▶ Task goal: Quote the records beneath, complete and exact. Leave out images.

>>>>

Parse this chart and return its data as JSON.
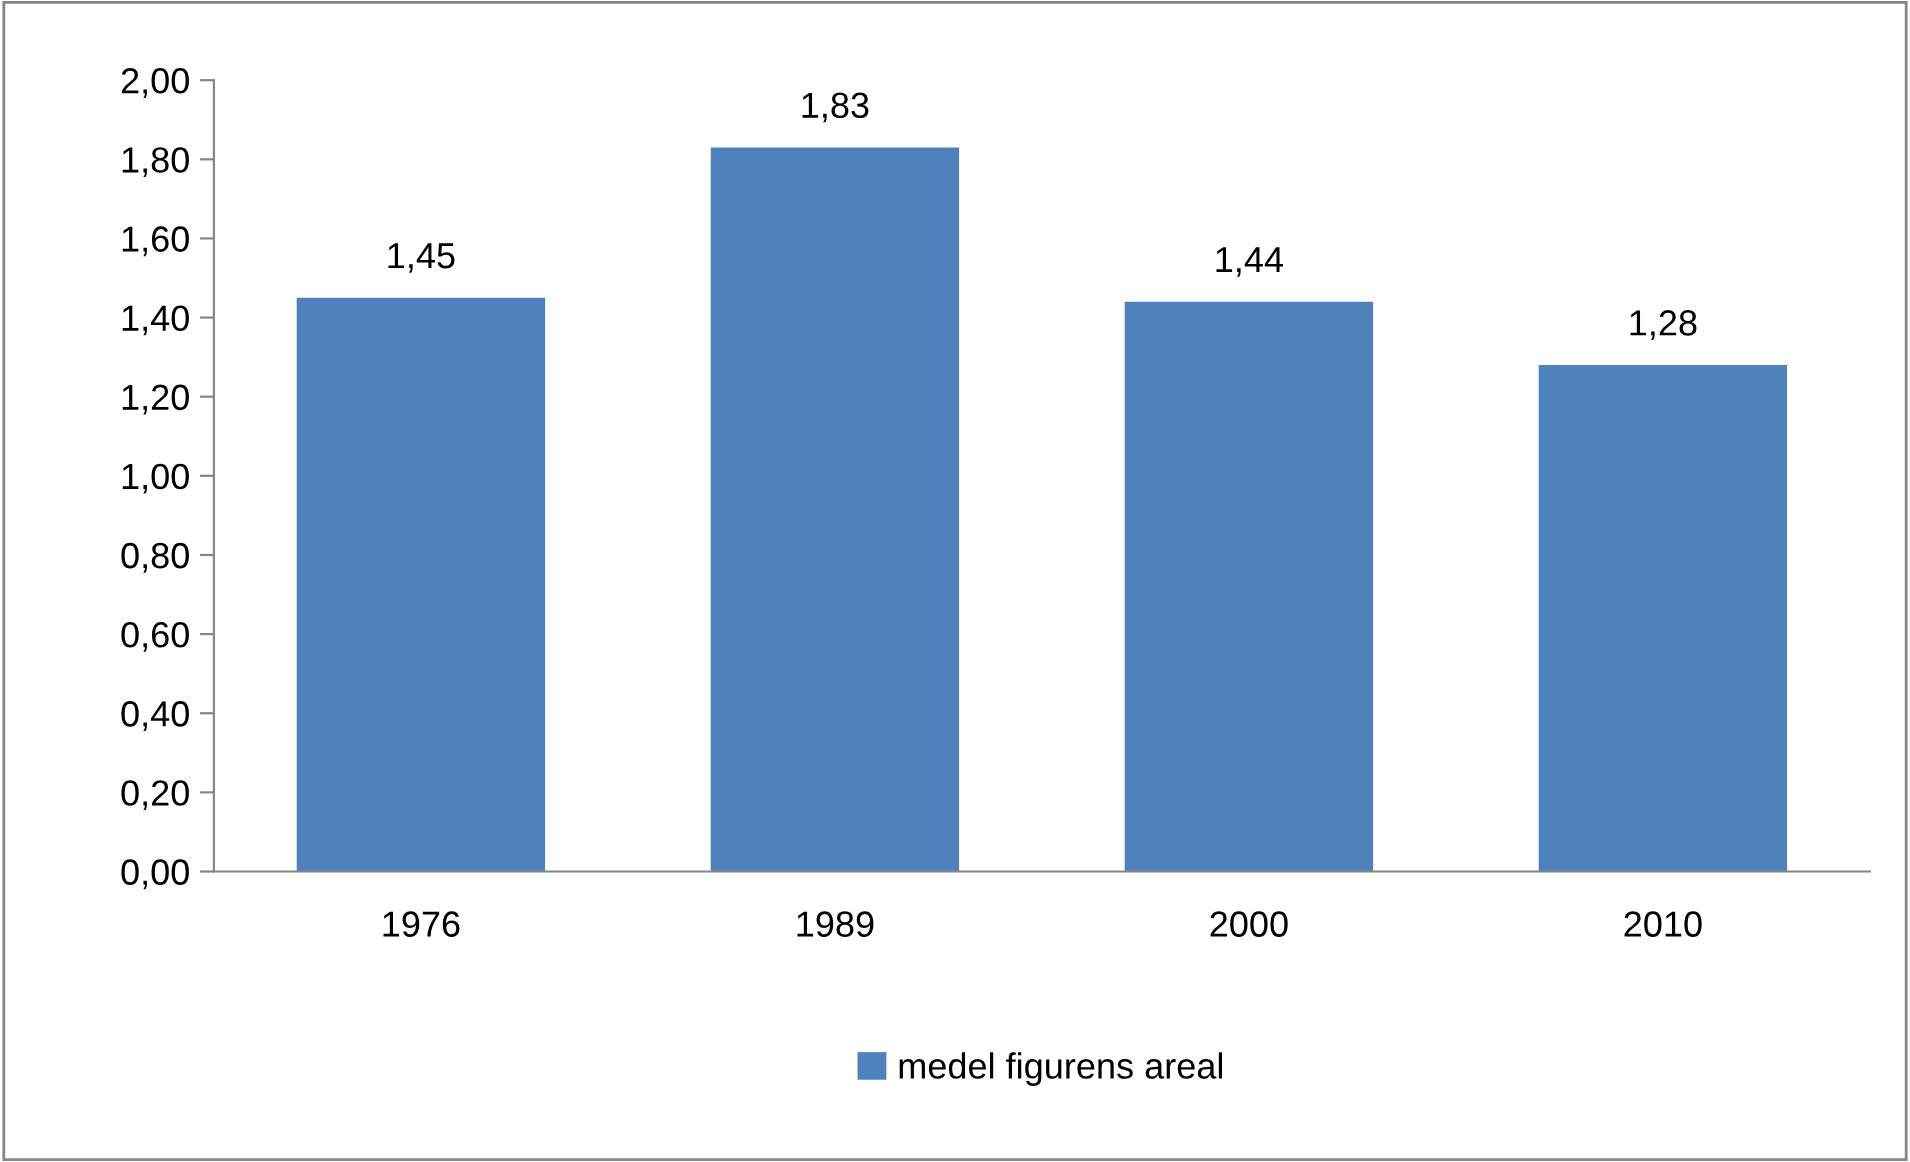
{
  "chart_data": {
    "type": "bar",
    "categories": [
      "1976",
      "1989",
      "2000",
      "2010"
    ],
    "series": [
      {
        "name": "medel figurens areal",
        "color": "#4f81bd",
        "values": [
          1.45,
          1.83,
          1.44,
          1.28
        ],
        "value_labels": [
          "1,45",
          "1,83",
          "1,44",
          "1,28"
        ]
      }
    ],
    "ylim": [
      0,
      2
    ],
    "yticks": [
      {
        "value": 0,
        "label": "0,00"
      },
      {
        "value": 0.2,
        "label": "0,20"
      },
      {
        "value": 0.4,
        "label": "0,40"
      },
      {
        "value": 0.6,
        "label": "0,60"
      },
      {
        "value": 0.8,
        "label": "0,80"
      },
      {
        "value": 1.0,
        "label": "1,00"
      },
      {
        "value": 1.2,
        "label": "1,20"
      },
      {
        "value": 1.4,
        "label": "1,40"
      },
      {
        "value": 1.6,
        "label": "1,60"
      },
      {
        "value": 1.8,
        "label": "1,80"
      },
      {
        "value": 2.0,
        "label": "2,00"
      }
    ],
    "grid": false,
    "legend": "bottom"
  }
}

<<<<

▶ The response:
Parse this chart and return its data as JSON.
{
  "chart_data": {
    "type": "bar",
    "categories": [
      "1976",
      "1989",
      "2000",
      "2010"
    ],
    "series": [
      {
        "name": "medel figurens areal",
        "color": "#4f81bd",
        "values": [
          1.45,
          1.83,
          1.44,
          1.28
        ],
        "value_labels": [
          "1,45",
          "1,83",
          "1,44",
          "1,28"
        ]
      }
    ],
    "ylim": [
      0,
      2
    ],
    "yticks": [
      {
        "value": 0,
        "label": "0,00"
      },
      {
        "value": 0.2,
        "label": "0,20"
      },
      {
        "value": 0.4,
        "label": "0,40"
      },
      {
        "value": 0.6,
        "label": "0,60"
      },
      {
        "value": 0.8,
        "label": "0,80"
      },
      {
        "value": 1.0,
        "label": "1,00"
      },
      {
        "value": 1.2,
        "label": "1,20"
      },
      {
        "value": 1.4,
        "label": "1,40"
      },
      {
        "value": 1.6,
        "label": "1,60"
      },
      {
        "value": 1.8,
        "label": "1,80"
      },
      {
        "value": 2.0,
        "label": "2,00"
      }
    ],
    "grid": false,
    "legend": "bottom"
  }
}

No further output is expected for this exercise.